Task statement >>
Locate every line that holds the string "Salpeter" and copy it.

- - - - - - -

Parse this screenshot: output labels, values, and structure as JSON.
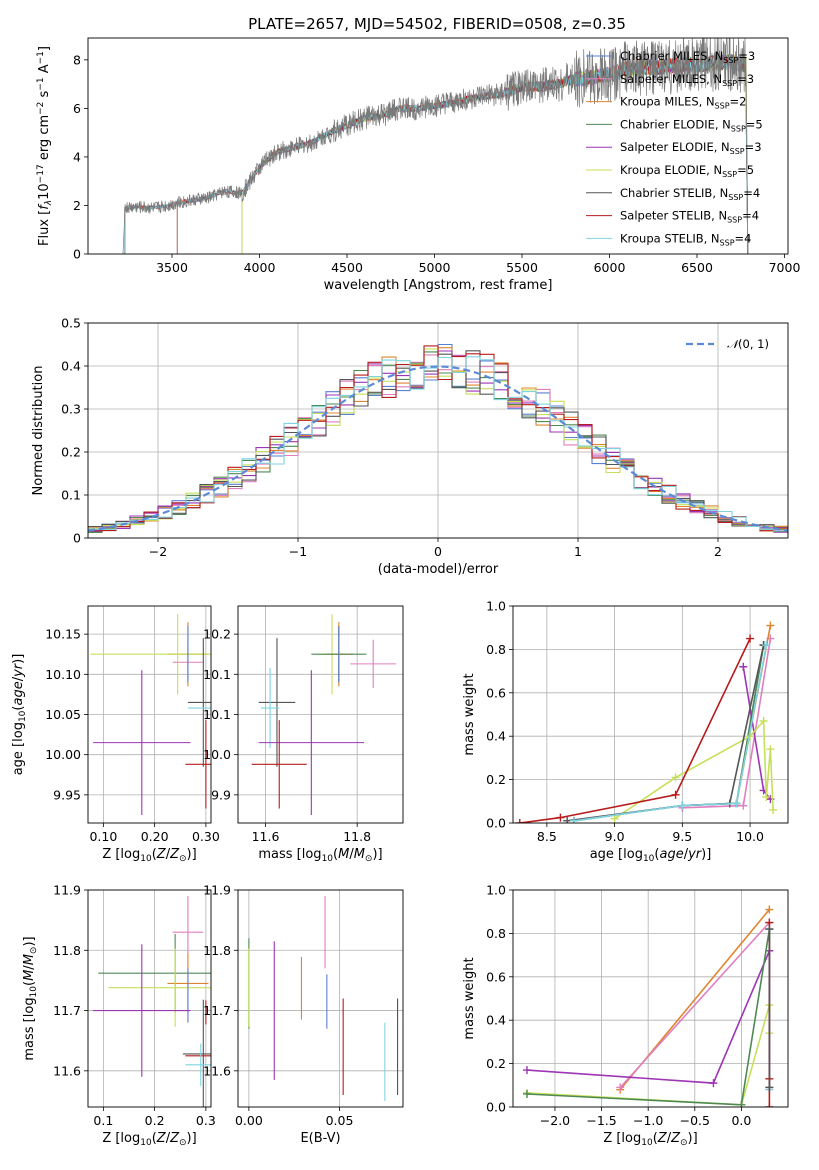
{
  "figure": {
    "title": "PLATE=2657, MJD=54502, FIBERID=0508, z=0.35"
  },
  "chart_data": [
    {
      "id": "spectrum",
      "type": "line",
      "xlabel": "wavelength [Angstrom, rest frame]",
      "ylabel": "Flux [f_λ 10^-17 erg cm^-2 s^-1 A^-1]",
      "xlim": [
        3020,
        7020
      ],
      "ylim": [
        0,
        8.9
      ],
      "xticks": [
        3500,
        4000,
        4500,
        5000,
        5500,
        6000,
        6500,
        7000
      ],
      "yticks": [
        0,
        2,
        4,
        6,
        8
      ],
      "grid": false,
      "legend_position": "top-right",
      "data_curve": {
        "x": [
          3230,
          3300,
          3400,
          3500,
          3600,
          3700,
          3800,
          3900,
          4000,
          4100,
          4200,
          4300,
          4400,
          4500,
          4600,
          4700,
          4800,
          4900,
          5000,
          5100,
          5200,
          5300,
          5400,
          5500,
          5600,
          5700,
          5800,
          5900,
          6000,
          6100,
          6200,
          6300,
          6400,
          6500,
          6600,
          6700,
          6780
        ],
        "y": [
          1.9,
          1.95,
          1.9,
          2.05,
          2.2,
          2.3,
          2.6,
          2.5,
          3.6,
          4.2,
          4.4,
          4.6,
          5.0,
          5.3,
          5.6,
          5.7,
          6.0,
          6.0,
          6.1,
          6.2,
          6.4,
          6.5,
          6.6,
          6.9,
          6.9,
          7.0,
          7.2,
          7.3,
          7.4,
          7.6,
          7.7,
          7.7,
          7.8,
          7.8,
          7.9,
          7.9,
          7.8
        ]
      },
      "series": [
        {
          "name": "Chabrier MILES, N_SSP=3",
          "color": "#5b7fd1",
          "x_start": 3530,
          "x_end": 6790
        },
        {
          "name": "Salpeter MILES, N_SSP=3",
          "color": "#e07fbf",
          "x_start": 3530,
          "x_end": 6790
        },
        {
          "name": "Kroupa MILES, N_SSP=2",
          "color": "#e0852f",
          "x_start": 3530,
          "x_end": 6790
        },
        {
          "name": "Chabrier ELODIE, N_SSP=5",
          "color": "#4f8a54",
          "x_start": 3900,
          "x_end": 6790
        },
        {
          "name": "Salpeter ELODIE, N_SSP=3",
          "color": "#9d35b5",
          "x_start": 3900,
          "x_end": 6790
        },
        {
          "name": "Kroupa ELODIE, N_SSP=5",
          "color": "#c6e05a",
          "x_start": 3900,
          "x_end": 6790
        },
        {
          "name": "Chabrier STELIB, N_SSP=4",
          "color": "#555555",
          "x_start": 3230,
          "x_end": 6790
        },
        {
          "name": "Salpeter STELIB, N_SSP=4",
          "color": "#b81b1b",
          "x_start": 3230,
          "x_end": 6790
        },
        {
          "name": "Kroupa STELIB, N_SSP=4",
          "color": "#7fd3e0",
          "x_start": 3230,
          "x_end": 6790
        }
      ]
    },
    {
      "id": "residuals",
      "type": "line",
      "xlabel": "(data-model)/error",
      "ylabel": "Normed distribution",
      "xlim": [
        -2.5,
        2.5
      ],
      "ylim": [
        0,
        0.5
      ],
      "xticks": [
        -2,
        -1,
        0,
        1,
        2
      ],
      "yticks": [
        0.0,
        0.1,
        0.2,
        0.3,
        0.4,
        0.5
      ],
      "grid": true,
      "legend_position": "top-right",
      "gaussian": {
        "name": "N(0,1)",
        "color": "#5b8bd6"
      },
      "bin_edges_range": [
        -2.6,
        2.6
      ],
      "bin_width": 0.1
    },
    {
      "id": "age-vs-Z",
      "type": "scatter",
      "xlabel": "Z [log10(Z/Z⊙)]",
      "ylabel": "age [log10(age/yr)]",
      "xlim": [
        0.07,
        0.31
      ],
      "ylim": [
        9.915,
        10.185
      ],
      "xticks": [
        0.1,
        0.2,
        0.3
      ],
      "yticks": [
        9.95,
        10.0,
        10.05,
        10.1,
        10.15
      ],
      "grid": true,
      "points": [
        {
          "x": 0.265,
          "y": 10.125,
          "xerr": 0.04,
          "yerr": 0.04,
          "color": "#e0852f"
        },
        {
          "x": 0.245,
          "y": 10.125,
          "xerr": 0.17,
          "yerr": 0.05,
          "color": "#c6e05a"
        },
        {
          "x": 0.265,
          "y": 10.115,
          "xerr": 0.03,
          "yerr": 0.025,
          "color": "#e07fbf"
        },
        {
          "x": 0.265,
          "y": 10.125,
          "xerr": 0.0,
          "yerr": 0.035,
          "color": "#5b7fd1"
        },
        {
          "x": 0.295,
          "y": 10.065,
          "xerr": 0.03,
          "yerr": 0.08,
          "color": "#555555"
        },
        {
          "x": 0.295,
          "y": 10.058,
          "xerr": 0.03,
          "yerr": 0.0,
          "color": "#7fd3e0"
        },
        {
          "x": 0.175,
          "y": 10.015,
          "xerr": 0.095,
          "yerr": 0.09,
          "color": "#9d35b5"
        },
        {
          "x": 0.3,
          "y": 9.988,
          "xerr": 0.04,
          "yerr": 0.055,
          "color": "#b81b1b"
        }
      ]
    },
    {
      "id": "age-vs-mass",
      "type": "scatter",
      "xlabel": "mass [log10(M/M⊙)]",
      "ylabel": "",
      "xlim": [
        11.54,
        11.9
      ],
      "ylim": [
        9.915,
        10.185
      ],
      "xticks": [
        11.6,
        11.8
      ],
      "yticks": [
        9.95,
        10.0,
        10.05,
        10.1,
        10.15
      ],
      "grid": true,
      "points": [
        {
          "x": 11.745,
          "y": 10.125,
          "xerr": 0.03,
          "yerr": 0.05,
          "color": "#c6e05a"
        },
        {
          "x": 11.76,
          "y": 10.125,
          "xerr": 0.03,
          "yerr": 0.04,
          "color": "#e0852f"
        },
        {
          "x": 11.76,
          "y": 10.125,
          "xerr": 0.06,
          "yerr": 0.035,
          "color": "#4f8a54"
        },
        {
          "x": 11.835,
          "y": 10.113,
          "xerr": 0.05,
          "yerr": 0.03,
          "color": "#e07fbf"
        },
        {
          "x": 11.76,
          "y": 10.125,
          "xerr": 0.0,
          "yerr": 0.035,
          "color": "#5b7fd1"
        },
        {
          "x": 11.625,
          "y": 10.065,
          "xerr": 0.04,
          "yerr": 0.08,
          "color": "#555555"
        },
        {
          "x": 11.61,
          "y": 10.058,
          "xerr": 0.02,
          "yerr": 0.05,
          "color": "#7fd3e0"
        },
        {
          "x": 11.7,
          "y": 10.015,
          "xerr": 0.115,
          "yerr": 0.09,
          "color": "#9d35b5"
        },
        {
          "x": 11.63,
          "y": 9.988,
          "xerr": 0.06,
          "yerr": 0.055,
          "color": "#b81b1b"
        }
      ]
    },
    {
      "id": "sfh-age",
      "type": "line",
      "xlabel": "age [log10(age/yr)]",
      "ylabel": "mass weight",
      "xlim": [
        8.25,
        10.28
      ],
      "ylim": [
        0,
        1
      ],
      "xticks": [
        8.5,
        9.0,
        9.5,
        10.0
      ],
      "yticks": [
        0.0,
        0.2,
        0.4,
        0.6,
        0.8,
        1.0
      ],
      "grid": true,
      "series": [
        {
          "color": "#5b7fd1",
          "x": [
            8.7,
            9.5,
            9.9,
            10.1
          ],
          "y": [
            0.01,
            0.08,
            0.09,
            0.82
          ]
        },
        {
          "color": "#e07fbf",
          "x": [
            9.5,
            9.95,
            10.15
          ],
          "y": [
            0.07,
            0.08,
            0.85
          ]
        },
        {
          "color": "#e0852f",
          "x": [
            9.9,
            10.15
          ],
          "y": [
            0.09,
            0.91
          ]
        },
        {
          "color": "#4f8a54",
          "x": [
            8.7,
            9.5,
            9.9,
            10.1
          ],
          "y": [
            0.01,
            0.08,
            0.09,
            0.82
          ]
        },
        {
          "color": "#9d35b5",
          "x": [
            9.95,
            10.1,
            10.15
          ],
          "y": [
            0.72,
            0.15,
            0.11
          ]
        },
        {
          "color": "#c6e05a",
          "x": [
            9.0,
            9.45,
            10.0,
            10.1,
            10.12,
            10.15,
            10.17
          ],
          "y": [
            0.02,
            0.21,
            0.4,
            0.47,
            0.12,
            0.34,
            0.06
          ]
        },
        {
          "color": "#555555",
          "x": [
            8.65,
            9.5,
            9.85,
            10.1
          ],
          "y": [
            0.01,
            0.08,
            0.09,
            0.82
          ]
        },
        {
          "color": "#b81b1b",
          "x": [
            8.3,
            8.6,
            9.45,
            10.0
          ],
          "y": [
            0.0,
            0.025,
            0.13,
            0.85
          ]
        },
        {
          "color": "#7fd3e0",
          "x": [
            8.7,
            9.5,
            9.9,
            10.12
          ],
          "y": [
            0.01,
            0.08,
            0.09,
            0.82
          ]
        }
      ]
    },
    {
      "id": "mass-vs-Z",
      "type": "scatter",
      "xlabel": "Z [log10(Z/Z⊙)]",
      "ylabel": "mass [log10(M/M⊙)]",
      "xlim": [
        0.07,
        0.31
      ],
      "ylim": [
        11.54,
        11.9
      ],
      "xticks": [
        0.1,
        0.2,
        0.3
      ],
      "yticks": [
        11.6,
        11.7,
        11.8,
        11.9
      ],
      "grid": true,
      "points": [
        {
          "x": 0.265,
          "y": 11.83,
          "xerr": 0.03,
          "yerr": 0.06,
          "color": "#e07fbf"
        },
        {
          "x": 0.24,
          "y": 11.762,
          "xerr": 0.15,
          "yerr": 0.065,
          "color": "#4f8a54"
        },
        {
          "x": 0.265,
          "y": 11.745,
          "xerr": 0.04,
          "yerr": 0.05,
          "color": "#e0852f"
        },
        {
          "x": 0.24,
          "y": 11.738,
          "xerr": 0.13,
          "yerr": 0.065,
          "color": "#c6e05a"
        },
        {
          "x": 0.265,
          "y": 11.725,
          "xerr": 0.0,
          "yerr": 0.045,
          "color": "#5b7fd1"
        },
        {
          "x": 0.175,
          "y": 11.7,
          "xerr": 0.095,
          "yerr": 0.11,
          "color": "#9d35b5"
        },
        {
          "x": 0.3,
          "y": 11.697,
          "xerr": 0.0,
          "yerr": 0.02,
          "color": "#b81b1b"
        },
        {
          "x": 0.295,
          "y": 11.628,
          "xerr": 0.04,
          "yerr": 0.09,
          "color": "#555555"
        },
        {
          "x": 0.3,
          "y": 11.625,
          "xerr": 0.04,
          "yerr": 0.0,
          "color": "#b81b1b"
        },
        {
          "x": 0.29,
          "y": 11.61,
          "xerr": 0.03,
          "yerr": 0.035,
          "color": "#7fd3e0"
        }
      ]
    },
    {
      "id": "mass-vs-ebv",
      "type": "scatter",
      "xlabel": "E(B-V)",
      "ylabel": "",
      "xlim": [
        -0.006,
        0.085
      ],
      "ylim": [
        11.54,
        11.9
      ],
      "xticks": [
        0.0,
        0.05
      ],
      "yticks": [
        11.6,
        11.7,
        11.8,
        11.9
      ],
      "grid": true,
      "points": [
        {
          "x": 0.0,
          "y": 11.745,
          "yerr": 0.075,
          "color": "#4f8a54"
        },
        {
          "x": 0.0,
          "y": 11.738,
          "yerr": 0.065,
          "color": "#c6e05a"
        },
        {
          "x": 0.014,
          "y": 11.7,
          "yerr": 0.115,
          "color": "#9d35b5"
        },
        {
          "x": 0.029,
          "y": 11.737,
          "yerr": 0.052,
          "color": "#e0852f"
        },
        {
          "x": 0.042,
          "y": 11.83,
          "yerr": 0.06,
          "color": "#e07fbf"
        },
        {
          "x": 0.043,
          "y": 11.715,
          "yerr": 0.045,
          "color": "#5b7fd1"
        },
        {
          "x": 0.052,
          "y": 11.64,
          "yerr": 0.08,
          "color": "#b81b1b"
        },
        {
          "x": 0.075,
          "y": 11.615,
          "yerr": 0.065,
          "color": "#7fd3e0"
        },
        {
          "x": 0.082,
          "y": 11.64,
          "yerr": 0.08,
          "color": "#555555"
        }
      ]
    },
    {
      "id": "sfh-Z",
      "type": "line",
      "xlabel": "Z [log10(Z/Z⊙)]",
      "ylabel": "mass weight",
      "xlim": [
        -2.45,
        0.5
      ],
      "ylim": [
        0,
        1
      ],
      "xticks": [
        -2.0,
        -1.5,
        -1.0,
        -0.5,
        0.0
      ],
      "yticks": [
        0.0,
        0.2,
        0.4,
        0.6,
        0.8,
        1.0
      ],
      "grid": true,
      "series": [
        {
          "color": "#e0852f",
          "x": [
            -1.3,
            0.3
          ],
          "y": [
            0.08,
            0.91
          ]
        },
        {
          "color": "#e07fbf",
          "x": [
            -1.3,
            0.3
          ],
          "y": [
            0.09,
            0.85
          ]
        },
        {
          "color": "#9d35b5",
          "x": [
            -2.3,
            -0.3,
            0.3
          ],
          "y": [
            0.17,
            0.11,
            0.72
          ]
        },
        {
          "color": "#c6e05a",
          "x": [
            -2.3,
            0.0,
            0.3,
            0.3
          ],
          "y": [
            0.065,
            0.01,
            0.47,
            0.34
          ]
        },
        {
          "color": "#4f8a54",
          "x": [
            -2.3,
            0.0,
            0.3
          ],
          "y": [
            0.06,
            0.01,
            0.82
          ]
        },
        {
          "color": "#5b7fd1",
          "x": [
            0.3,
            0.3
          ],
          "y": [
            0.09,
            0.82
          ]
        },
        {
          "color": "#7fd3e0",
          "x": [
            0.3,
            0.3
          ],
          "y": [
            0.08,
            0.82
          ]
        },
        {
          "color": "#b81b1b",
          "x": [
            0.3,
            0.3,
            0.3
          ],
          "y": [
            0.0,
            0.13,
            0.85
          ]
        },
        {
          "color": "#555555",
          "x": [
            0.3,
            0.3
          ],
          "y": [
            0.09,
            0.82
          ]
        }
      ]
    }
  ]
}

- - - - - - -

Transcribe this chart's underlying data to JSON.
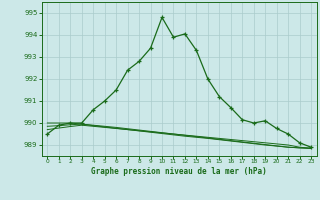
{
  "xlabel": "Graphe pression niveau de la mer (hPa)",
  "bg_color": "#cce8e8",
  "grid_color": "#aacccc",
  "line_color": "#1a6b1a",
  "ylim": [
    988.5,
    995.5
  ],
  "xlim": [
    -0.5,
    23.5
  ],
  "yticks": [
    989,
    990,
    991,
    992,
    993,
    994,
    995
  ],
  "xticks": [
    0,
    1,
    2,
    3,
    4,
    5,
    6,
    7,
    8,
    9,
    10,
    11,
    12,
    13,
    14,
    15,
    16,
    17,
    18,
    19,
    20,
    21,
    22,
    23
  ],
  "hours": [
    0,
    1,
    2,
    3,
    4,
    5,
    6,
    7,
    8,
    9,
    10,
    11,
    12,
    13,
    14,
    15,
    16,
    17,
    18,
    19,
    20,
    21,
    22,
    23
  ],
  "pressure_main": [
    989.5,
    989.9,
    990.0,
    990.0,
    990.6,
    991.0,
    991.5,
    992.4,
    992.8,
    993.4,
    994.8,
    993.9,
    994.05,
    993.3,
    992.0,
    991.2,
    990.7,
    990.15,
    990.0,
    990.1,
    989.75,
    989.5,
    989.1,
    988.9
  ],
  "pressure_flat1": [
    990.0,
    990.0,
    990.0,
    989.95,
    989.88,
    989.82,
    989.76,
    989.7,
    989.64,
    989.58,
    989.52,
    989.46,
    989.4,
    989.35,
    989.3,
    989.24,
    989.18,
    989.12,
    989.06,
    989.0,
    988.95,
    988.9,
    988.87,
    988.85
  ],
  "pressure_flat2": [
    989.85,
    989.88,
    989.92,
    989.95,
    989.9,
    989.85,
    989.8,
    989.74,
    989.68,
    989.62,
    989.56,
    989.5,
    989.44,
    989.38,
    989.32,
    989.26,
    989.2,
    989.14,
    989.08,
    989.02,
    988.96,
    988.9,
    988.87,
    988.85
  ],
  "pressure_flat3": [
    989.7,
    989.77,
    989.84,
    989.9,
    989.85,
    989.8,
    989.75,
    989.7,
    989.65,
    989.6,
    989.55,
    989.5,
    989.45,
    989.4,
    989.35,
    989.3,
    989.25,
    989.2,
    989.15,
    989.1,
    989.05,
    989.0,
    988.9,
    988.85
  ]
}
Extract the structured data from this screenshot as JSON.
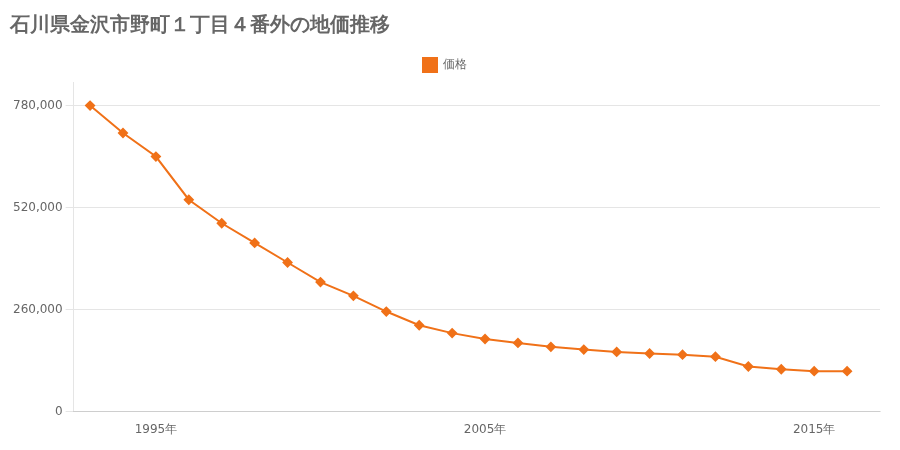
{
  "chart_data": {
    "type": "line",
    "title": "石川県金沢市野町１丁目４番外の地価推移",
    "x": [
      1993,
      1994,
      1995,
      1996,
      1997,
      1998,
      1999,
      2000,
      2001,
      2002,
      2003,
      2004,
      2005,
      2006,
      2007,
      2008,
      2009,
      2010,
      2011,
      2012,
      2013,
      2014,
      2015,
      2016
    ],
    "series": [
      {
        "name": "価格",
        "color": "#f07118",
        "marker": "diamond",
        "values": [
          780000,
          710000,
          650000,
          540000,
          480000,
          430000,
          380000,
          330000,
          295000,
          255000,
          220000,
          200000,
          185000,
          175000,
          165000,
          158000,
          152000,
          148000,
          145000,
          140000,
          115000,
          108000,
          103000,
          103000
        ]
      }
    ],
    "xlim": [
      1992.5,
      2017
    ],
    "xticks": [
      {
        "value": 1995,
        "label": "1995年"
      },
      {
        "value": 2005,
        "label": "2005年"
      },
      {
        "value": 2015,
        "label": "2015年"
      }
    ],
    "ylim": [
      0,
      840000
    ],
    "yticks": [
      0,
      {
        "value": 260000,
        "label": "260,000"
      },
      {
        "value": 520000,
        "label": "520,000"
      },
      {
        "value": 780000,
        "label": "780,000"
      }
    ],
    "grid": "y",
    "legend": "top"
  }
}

- - - - - - -

Result >>
          "name": "Salpeter MILES, N_SSP=3",
          "name": "Salpeter ELODIE, N_SSP=3",
          "name": "Salpeter STELIB, N_SSP=4",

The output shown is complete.